- [What the task asks]:
Gather from the listing below each line that includes the word "SRMTID", and copy it.

- [Provided data]:
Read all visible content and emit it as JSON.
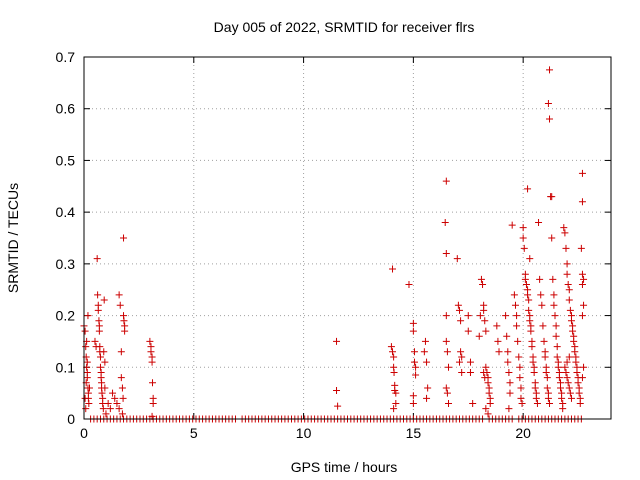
{
  "chart_data": {
    "type": "scatter",
    "title": "Day 005 of 2022, SRMTID for receiver flrs",
    "xlabel": "GPS time / hours",
    "ylabel": "SRMTID / TECUs",
    "xlim": [
      0,
      24
    ],
    "ylim": [
      0,
      0.7
    ],
    "xticks": [
      0,
      5,
      10,
      15,
      20
    ],
    "yticks": [
      0,
      0.1,
      0.2,
      0.3,
      0.4,
      0.5,
      0.6,
      0.7
    ],
    "xtick_labels": [
      "0",
      "5",
      "10",
      "15",
      "20"
    ],
    "ytick_labels": [
      "0",
      "0.1",
      "0.2",
      "0.3",
      "0.4",
      "0.5",
      "0.6",
      "0.7"
    ],
    "grid": true,
    "marker": "+",
    "color": "#cc0000",
    "baseline": {
      "y": 0,
      "x_start": 0.3,
      "x_end": 22.7,
      "step": 0.15,
      "gaps": [
        [
          7.0,
          7.2
        ],
        [
          18.2,
          18.4
        ],
        [
          19.5,
          19.7
        ]
      ]
    },
    "series": [
      {
        "name": "SRMTID",
        "points": [
          [
            0.0,
            0.18
          ],
          [
            0.05,
            0.17
          ],
          [
            0.08,
            0.14
          ],
          [
            0.1,
            0.12
          ],
          [
            0.12,
            0.1
          ],
          [
            0.15,
            0.09
          ],
          [
            0.15,
            0.08
          ],
          [
            0.18,
            0.2
          ],
          [
            0.2,
            0.05
          ],
          [
            0.2,
            0.04
          ],
          [
            0.22,
            0.03
          ],
          [
            0.25,
            0.06
          ],
          [
            0.05,
            0.04
          ],
          [
            0.08,
            0.02
          ],
          [
            0.1,
            0.07
          ],
          [
            0.12,
            0.15
          ],
          [
            0.15,
            0.11
          ],
          [
            0.18,
            0.06
          ],
          [
            0.5,
            0.15
          ],
          [
            0.55,
            0.14
          ],
          [
            0.6,
            0.31
          ],
          [
            0.62,
            0.24
          ],
          [
            0.65,
            0.22
          ],
          [
            0.65,
            0.21
          ],
          [
            0.68,
            0.19
          ],
          [
            0.7,
            0.18
          ],
          [
            0.7,
            0.17
          ],
          [
            0.72,
            0.14
          ],
          [
            0.72,
            0.13
          ],
          [
            0.75,
            0.12
          ],
          [
            0.75,
            0.1
          ],
          [
            0.78,
            0.09
          ],
          [
            0.78,
            0.08
          ],
          [
            0.8,
            0.07
          ],
          [
            0.8,
            0.06
          ],
          [
            0.82,
            0.05
          ],
          [
            0.85,
            0.04
          ],
          [
            0.85,
            0.03
          ],
          [
            0.88,
            0.02
          ],
          [
            0.9,
            0.13
          ],
          [
            0.92,
            0.23
          ],
          [
            0.95,
            0.11
          ],
          [
            0.95,
            0.06
          ],
          [
            1.0,
            0.01
          ],
          [
            1.1,
            0.03
          ],
          [
            1.2,
            0.02
          ],
          [
            1.3,
            0.05
          ],
          [
            1.4,
            0.04
          ],
          [
            1.5,
            0.03
          ],
          [
            1.6,
            0.02
          ],
          [
            1.6,
            0.24
          ],
          [
            1.65,
            0.22
          ],
          [
            1.7,
            0.13
          ],
          [
            1.7,
            0.08
          ],
          [
            1.75,
            0.06
          ],
          [
            1.78,
            0.04
          ],
          [
            1.8,
            0.35
          ],
          [
            1.8,
            0.2
          ],
          [
            1.82,
            0.19
          ],
          [
            1.85,
            0.18
          ],
          [
            1.85,
            0.17
          ],
          [
            1.75,
            0.01
          ],
          [
            3.0,
            0.15
          ],
          [
            3.05,
            0.14
          ],
          [
            3.05,
            0.13
          ],
          [
            3.1,
            0.12
          ],
          [
            3.1,
            0.11
          ],
          [
            3.12,
            0.07
          ],
          [
            3.15,
            0.04
          ],
          [
            3.15,
            0.03
          ],
          [
            3.1,
            0.005
          ],
          [
            11.5,
            0.15
          ],
          [
            11.5,
            0.055
          ],
          [
            11.55,
            0.025
          ],
          [
            14.05,
            0.29
          ],
          [
            14.0,
            0.14
          ],
          [
            14.05,
            0.13
          ],
          [
            14.1,
            0.12
          ],
          [
            14.1,
            0.1
          ],
          [
            14.12,
            0.09
          ],
          [
            14.15,
            0.065
          ],
          [
            14.15,
            0.055
          ],
          [
            14.2,
            0.05
          ],
          [
            14.2,
            0.03
          ],
          [
            14.1,
            0.02
          ],
          [
            14.8,
            0.26
          ],
          [
            15.0,
            0.185
          ],
          [
            15.0,
            0.17
          ],
          [
            15.05,
            0.13
          ],
          [
            15.05,
            0.11
          ],
          [
            15.1,
            0.1
          ],
          [
            15.1,
            0.085
          ],
          [
            15.0,
            0.045
          ],
          [
            15.0,
            0.03
          ],
          [
            15.55,
            0.15
          ],
          [
            15.5,
            0.13
          ],
          [
            15.6,
            0.11
          ],
          [
            15.65,
            0.06
          ],
          [
            15.6,
            0.04
          ],
          [
            16.5,
            0.46
          ],
          [
            16.45,
            0.38
          ],
          [
            16.5,
            0.32
          ],
          [
            16.5,
            0.2
          ],
          [
            16.5,
            0.15
          ],
          [
            16.55,
            0.13
          ],
          [
            16.6,
            0.1
          ],
          [
            16.5,
            0.06
          ],
          [
            16.55,
            0.05
          ],
          [
            16.6,
            0.03
          ],
          [
            17.0,
            0.31
          ],
          [
            17.05,
            0.22
          ],
          [
            17.1,
            0.21
          ],
          [
            17.15,
            0.19
          ],
          [
            17.15,
            0.13
          ],
          [
            17.2,
            0.12
          ],
          [
            17.1,
            0.11
          ],
          [
            17.2,
            0.09
          ],
          [
            17.5,
            0.2
          ],
          [
            17.5,
            0.17
          ],
          [
            17.6,
            0.11
          ],
          [
            17.6,
            0.09
          ],
          [
            17.7,
            0.03
          ],
          [
            18.0,
            0.16
          ],
          [
            18.05,
            0.2
          ],
          [
            18.1,
            0.27
          ],
          [
            18.15,
            0.26
          ],
          [
            18.2,
            0.22
          ],
          [
            18.2,
            0.21
          ],
          [
            18.25,
            0.19
          ],
          [
            18.3,
            0.17
          ],
          [
            18.3,
            0.1
          ],
          [
            18.35,
            0.09
          ],
          [
            18.4,
            0.08
          ],
          [
            18.4,
            0.07
          ],
          [
            18.45,
            0.06
          ],
          [
            18.45,
            0.05
          ],
          [
            18.5,
            0.04
          ],
          [
            18.5,
            0.03
          ],
          [
            18.3,
            0.02
          ],
          [
            18.4,
            0.01
          ],
          [
            18.2,
            0.09
          ],
          [
            18.25,
            0.08
          ],
          [
            18.8,
            0.18
          ],
          [
            18.85,
            0.15
          ],
          [
            18.9,
            0.13
          ],
          [
            19.2,
            0.2
          ],
          [
            19.25,
            0.16
          ],
          [
            19.3,
            0.13
          ],
          [
            19.3,
            0.11
          ],
          [
            19.35,
            0.09
          ],
          [
            19.4,
            0.07
          ],
          [
            19.4,
            0.05
          ],
          [
            19.35,
            0.02
          ],
          [
            19.5,
            0.375
          ],
          [
            19.6,
            0.24
          ],
          [
            19.65,
            0.22
          ],
          [
            19.7,
            0.2
          ],
          [
            19.7,
            0.18
          ],
          [
            19.75,
            0.15
          ],
          [
            19.8,
            0.12
          ],
          [
            19.85,
            0.1
          ],
          [
            19.85,
            0.08
          ],
          [
            19.9,
            0.06
          ],
          [
            19.9,
            0.04
          ],
          [
            19.95,
            0.03
          ],
          [
            20.0,
            0.37
          ],
          [
            20.0,
            0.35
          ],
          [
            20.05,
            0.33
          ],
          [
            20.1,
            0.28
          ],
          [
            20.1,
            0.27
          ],
          [
            20.15,
            0.26
          ],
          [
            20.2,
            0.25
          ],
          [
            20.2,
            0.24
          ],
          [
            20.25,
            0.23
          ],
          [
            20.25,
            0.21
          ],
          [
            20.3,
            0.2
          ],
          [
            20.3,
            0.19
          ],
          [
            20.35,
            0.18
          ],
          [
            20.35,
            0.17
          ],
          [
            20.4,
            0.15
          ],
          [
            20.4,
            0.14
          ],
          [
            20.45,
            0.12
          ],
          [
            20.45,
            0.11
          ],
          [
            20.5,
            0.1
          ],
          [
            20.5,
            0.09
          ],
          [
            20.55,
            0.07
          ],
          [
            20.55,
            0.06
          ],
          [
            20.6,
            0.05
          ],
          [
            20.6,
            0.04
          ],
          [
            20.65,
            0.03
          ],
          [
            20.2,
            0.445
          ],
          [
            20.3,
            0.31
          ],
          [
            20.7,
            0.38
          ],
          [
            20.75,
            0.27
          ],
          [
            20.8,
            0.24
          ],
          [
            20.85,
            0.22
          ],
          [
            20.9,
            0.18
          ],
          [
            20.95,
            0.15
          ],
          [
            21.0,
            0.13
          ],
          [
            21.0,
            0.12
          ],
          [
            21.05,
            0.1
          ],
          [
            21.05,
            0.09
          ],
          [
            21.1,
            0.08
          ],
          [
            21.1,
            0.06
          ],
          [
            21.15,
            0.05
          ],
          [
            21.15,
            0.04
          ],
          [
            21.2,
            0.03
          ],
          [
            21.2,
            0.675
          ],
          [
            21.15,
            0.61
          ],
          [
            21.2,
            0.58
          ],
          [
            21.25,
            0.43
          ],
          [
            21.3,
            0.43
          ],
          [
            21.3,
            0.35
          ],
          [
            21.35,
            0.27
          ],
          [
            21.4,
            0.24
          ],
          [
            21.4,
            0.22
          ],
          [
            21.45,
            0.2
          ],
          [
            21.5,
            0.18
          ],
          [
            21.5,
            0.16
          ],
          [
            21.55,
            0.14
          ],
          [
            21.55,
            0.12
          ],
          [
            21.6,
            0.11
          ],
          [
            21.6,
            0.1
          ],
          [
            21.65,
            0.09
          ],
          [
            21.65,
            0.08
          ],
          [
            21.7,
            0.07
          ],
          [
            21.7,
            0.06
          ],
          [
            21.75,
            0.05
          ],
          [
            21.75,
            0.04
          ],
          [
            21.8,
            0.03
          ],
          [
            21.8,
            0.02
          ],
          [
            21.85,
            0.37
          ],
          [
            21.9,
            0.36
          ],
          [
            21.95,
            0.33
          ],
          [
            22.0,
            0.3
          ],
          [
            22.0,
            0.28
          ],
          [
            22.05,
            0.26
          ],
          [
            22.1,
            0.25
          ],
          [
            22.1,
            0.23
          ],
          [
            22.15,
            0.21
          ],
          [
            22.2,
            0.2
          ],
          [
            22.2,
            0.19
          ],
          [
            22.25,
            0.18
          ],
          [
            22.25,
            0.17
          ],
          [
            22.3,
            0.16
          ],
          [
            22.3,
            0.15
          ],
          [
            22.35,
            0.14
          ],
          [
            22.35,
            0.13
          ],
          [
            22.4,
            0.12
          ],
          [
            22.4,
            0.11
          ],
          [
            22.45,
            0.1
          ],
          [
            22.45,
            0.09
          ],
          [
            22.5,
            0.08
          ],
          [
            22.5,
            0.07
          ],
          [
            22.55,
            0.06
          ],
          [
            22.55,
            0.05
          ],
          [
            22.6,
            0.04
          ],
          [
            22.6,
            0.03
          ],
          [
            21.9,
            0.1
          ],
          [
            21.95,
            0.09
          ],
          [
            22.0,
            0.08
          ],
          [
            22.05,
            0.07
          ],
          [
            22.1,
            0.06
          ],
          [
            22.15,
            0.05
          ],
          [
            22.2,
            0.04
          ],
          [
            22.0,
            0.11
          ],
          [
            22.1,
            0.12
          ],
          [
            22.7,
            0.475
          ],
          [
            22.7,
            0.42
          ],
          [
            22.65,
            0.33
          ],
          [
            22.7,
            0.28
          ],
          [
            22.75,
            0.27
          ],
          [
            22.7,
            0.26
          ],
          [
            22.75,
            0.22
          ],
          [
            22.7,
            0.2
          ],
          [
            22.75,
            0.1
          ],
          [
            22.7,
            0.08
          ]
        ]
      }
    ]
  }
}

- [Output for this exercise]:
    "title": "Day 005 of 2022, SRMTID for receiver flrs",
    "ylabel": "SRMTID / TECUs",
        "name": "SRMTID",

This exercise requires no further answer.